▶ _OBJECTIVE_:
The complete listing should be restated exactly.

▶ _MATERIAL SUPPLIED_:

◇ ◇ ◇ ◇ ◇

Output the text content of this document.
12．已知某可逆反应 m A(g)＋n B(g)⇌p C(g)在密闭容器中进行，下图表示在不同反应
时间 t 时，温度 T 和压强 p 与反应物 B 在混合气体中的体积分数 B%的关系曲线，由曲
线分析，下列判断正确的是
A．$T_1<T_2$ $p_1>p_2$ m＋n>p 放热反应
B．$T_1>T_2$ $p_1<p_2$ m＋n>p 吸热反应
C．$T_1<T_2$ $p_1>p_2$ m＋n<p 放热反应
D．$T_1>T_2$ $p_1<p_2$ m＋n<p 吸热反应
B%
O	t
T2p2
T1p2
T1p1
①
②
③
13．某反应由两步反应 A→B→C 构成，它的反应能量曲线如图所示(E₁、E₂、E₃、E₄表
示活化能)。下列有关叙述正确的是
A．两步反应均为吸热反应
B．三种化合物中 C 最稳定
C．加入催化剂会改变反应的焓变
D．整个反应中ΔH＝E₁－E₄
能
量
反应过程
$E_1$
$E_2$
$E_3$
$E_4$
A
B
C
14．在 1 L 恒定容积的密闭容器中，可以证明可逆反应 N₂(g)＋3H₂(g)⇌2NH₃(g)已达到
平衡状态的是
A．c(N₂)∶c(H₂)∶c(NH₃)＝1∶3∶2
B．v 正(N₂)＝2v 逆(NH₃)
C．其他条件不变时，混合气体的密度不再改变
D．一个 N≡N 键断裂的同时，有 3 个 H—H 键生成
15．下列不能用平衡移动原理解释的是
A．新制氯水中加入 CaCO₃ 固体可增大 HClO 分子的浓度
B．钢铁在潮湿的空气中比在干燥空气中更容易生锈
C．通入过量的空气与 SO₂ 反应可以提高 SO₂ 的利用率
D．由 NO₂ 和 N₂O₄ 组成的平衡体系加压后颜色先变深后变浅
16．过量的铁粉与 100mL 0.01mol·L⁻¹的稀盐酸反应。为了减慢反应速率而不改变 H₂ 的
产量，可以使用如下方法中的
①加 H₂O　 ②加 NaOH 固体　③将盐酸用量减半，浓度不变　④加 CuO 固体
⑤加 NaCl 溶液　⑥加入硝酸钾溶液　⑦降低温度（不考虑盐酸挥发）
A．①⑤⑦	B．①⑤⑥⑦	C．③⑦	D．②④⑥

◇ ◇ ◇ ◇ ◇

▶ _FINISHED ANSWER_:
Output the text content of this document.
12．已知某可逆反应 m A(g)＋n B(g)⇌p C(g)在密闭容器中进行，下图表示在不同反应
时间 t 时，温度 T 和压强 p 与反应物 B 在混合气体中的体积分数 B%的关系曲线，由曲
线分析，下列判断正确的是
A．$T_1<T_2$ $p_1>p_2$ m＋n>p 放热反应
B．$T_1>T_2$ $p_1<p_2$ m＋n>p 吸热反应
C．$T_1<T_2$ $p_1>p_2$ m＋n<p 放热反应
D．$T_1>T_2$ $p_1<p_2$ m＋n<p 吸热反应
B%
O	t
T2p2
T1p2
T1p1
①
②
③
13．某反应由两步反应 A→B→C 构成，它的反应能量曲线如图所示(E₁、E₂、E₃、E₄表
示活化能)。下列有关叙述正确的是
A．两步反应均为吸热反应
B．三种化合物中 C 最稳定
C．加入催化剂会改变反应的焓变
D．整个反应中ΔH＝E₁－E₄
能
量
反应过程
$E_1$
$E_2$
$E_3$
$E_4$
A
B
C
14．在 1 L 恒定容积的密闭容器中，可以证明可逆反应 N₂(g)＋3H₂(g)⇌2NH₃(g)已达到
平衡状态的是
A．c(N₂)∶c(H₂)∶c(NH₃)＝1∶3∶2
B．v 正(N₂)＝2v 逆(NH₃)
C．其他条件不变时，混合气体的密度不再改变
D．一个 N≡N 键断裂的同时，有 3 个 H—H 键生成
15．下列不能用平衡移动原理解释的是
A．新制氯水中加入 CaCO₃ 固体可增大 HClO 分子的浓度
B．钢铁在潮湿的空气中比在干燥空气中更容易生锈
C．通入过量的空气与 SO₂ 反应可以提高 SO₂ 的利用率
D．由 NO₂ 和 N₂O₄ 组成的平衡体系加压后颜色先变深后变浅
16．过量的铁粉与 100mL 0.01mol·L⁻¹的稀盐酸反应。为了减慢反应速率而不改变 H₂ 的
产量，可以使用如下方法中的
①加 H₂O　 ②加 NaOH 固体　③将盐酸用量减半，浓度不变　④加 CuO 固体
⑤加 NaCl 溶液　⑥加入硝酸钾溶液　⑦降低温度（不考虑盐酸挥发）
A．①⑤⑦	B．①⑤⑥⑦	C．③⑦	D．②④⑥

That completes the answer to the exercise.